- _WHAT YOU SHOULD DO_: What follows are records. Restate all of them word for word.

╔══

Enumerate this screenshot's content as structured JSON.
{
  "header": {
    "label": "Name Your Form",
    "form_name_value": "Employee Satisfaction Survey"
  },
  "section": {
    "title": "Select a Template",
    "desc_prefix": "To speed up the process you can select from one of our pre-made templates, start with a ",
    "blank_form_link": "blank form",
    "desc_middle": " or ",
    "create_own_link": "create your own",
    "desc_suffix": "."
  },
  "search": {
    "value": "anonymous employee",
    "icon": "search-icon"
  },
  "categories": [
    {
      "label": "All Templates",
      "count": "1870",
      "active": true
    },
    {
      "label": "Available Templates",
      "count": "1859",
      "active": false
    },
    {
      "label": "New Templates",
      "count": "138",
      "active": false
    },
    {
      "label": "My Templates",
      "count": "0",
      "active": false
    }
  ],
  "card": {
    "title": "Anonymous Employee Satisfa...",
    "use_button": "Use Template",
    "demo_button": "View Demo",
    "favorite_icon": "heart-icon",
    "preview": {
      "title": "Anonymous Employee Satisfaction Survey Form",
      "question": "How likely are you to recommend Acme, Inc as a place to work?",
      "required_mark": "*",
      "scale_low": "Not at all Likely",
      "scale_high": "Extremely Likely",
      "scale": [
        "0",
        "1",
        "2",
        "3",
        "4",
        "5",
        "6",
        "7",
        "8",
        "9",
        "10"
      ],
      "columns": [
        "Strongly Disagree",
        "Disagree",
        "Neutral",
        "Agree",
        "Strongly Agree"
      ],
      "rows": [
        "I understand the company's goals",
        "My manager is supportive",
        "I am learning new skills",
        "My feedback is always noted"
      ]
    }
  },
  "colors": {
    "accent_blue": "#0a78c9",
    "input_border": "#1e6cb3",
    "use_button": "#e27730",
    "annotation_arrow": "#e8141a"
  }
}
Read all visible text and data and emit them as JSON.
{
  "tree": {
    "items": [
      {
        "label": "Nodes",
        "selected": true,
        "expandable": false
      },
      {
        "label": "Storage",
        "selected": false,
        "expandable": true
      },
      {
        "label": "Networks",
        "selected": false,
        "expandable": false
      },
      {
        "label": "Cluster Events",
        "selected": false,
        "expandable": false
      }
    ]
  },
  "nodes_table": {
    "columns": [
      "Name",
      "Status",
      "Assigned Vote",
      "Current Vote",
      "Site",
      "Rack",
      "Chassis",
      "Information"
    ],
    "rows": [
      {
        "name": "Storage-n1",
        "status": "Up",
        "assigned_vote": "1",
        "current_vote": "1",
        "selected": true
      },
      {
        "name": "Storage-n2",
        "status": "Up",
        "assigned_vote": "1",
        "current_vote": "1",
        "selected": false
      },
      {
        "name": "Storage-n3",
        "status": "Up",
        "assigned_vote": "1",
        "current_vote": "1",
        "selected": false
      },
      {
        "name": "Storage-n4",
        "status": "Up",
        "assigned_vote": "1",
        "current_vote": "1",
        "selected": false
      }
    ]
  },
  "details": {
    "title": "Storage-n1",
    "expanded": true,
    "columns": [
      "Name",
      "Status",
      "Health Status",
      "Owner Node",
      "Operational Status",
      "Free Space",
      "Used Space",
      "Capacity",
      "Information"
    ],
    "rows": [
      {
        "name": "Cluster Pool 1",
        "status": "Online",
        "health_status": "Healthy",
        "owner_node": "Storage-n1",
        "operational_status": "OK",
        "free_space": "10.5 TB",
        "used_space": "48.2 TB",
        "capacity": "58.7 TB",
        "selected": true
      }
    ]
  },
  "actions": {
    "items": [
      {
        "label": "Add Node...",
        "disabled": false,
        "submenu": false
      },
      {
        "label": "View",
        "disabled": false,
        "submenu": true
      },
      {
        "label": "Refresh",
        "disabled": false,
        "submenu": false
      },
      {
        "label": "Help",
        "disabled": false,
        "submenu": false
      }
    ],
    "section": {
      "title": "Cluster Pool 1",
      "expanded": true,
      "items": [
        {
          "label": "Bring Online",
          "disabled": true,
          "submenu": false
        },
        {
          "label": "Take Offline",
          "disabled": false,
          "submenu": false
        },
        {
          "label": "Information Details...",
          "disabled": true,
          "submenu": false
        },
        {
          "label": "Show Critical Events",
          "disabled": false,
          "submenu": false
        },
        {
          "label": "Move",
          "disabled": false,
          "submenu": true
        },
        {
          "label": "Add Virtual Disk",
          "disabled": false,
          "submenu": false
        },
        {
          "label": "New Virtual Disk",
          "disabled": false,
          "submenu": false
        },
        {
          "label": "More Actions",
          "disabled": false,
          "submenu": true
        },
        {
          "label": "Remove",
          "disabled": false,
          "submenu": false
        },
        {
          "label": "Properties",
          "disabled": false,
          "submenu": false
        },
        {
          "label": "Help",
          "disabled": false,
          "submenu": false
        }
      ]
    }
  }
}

╚══

- _RESPONSE FOR THIS EXERCISE_:
Enumerate this screenshot's content as structured JSON.
{
  "header": {
    "label": "Name Your Form",
    "form_name_value": "Employee Satisfaction Survey"
  },
  "section": {
    "title": "Select a Template",
    "desc_prefix": "To speed up the process you can select from one of our pre-made templates, start with a ",
    "blank_form_link": "blank form",
    "desc_middle": " or ",
    "create_own_link": "create your own",
    "desc_suffix": "."
  },
  "search": {
    "value": "anonymous employee",
    "icon": "search-icon"
  },
  "categories": [
    {
      "label": "All Templates",
      "count": "1870",
      "active": true
    },
    {
      "label": "Available Templates",
      "count": "1859",
      "active": false
    },
    {
      "label": "New Templates",
      "count": "138",
      "active": false
    },
    {
      "label": "My Templates",
      "count": "0",
      "active": false
    }
  ],
  "card": {
    "title": "Anonymous Employee Satisfa...",
    "use_button": "Use Template",
    "demo_button": "View Demo",
    "favorite_icon": "heart-icon",
    "preview": {
      "title": "Anonymous Employee Satisfaction Survey Form",
      "question": "How likely are you to recommend Acme, Inc as a place to work?",
      "required_mark": "*",
      "scale_low": "Not at all Likely",
      "scale_high": "Extremely Likely",
      "scale": [
        "0",
        "1",
        "2",
        "3",
        "4",
        "5",
        "6",
        "7",
        "8",
        "9",
        "10"
      ],
      "columns": [
        "Strongly Disagree",
        "Disagree",
        "Neutral",
        "Agree",
        "Strongly Agree"
      ],
      "rows": [
        "I understand the company's goals",
        "My manager is supportive",
        "I am learning new skills",
        "My feedback is always noted"
      ]
    }
  },
  "colors": {
    "accent_blue": "#0a78c9",
    "input_border": "#1e6cb3",
    "use_button": "#e27730",
    "annotation_arrow": "#e8141a"
  }
}
Read all visible text and data and emit them as JSON.
{
  "tree": {
    "items": [
      {
        "label": "Nodes",
        "selected": true,
        "expandable": false
      },
      {
        "label": "Storage",
        "selected": false,
        "expandable": true
      },
      {
        "label": "Networks",
        "selected": false,
        "expandable": false
      },
      {
        "label": "Cluster Events",
        "selected": false,
        "expandable": false
      }
    ]
  },
  "nodes_table": {
    "columns": [
      "Name",
      "Status",
      "Assigned Vote",
      "Current Vote",
      "Site",
      "Rack",
      "Chassis",
      "Information"
    ],
    "rows": [
      {
        "name": "Storage-n1",
        "status": "Up",
        "assigned_vote": "1",
        "current_vote": "1",
        "selected": true
      },
      {
        "name": "Storage-n2",
        "status": "Up",
        "assigned_vote": "1",
        "current_vote": "1",
        "selected": false
      },
      {
        "name": "Storage-n3",
        "status": "Up",
        "assigned_vote": "1",
        "current_vote": "1",
        "selected": false
      },
      {
        "name": "Storage-n4",
        "status": "Up",
        "assigned_vote": "1",
        "current_vote": "1",
        "selected": false
      }
    ]
  },
  "details": {
    "title": "Storage-n1",
    "expanded": true,
    "columns": [
      "Name",
      "Status",
      "Health Status",
      "Owner Node",
      "Operational Status",
      "Free Space",
      "Used Space",
      "Capacity",
      "Information"
    ],
    "rows": [
      {
        "name": "Cluster Pool 1",
        "status": "Online",
        "health_status": "Healthy",
        "owner_node": "Storage-n1",
        "operational_status": "OK",
        "free_space": "10.5 TB",
        "used_space": "48.2 TB",
        "capacity": "58.7 TB",
        "selected": true
      }
    ]
  },
  "actions": {
    "items": [
      {
        "label": "Add Node...",
        "disabled": false,
        "submenu": false
      },
      {
        "label": "View",
        "disabled": false,
        "submenu": true
      },
      {
        "label": "Refresh",
        "disabled": false,
        "submenu": false
      },
      {
        "label": "Help",
        "disabled": false,
        "submenu": false
      }
    ],
    "section": {
      "title": "Cluster Pool 1",
      "expanded": true,
      "items": [
        {
          "label": "Bring Online",
          "disabled": true,
          "submenu": false
        },
        {
          "label": "Take Offline",
          "disabled": false,
          "submenu": false
        },
        {
          "label": "Information Details...",
          "disabled": true,
          "submenu": false
        },
        {
          "label": "Show Critical Events",
          "disabled": false,
          "submenu": false
        },
        {
          "label": "Move",
          "disabled": false,
          "submenu": true
        },
        {
          "label": "Add Virtual Disk",
          "disabled": false,
          "submenu": false
        },
        {
          "label": "New Virtual Disk",
          "disabled": false,
          "submenu": false
        },
        {
          "label": "More Actions",
          "disabled": false,
          "submenu": true
        },
        {
          "label": "Remove",
          "disabled": false,
          "submenu": false
        },
        {
          "label": "Properties",
          "disabled": false,
          "submenu": false
        },
        {
          "label": "Help",
          "disabled": false,
          "submenu": false
        }
      ]
    }
  }
}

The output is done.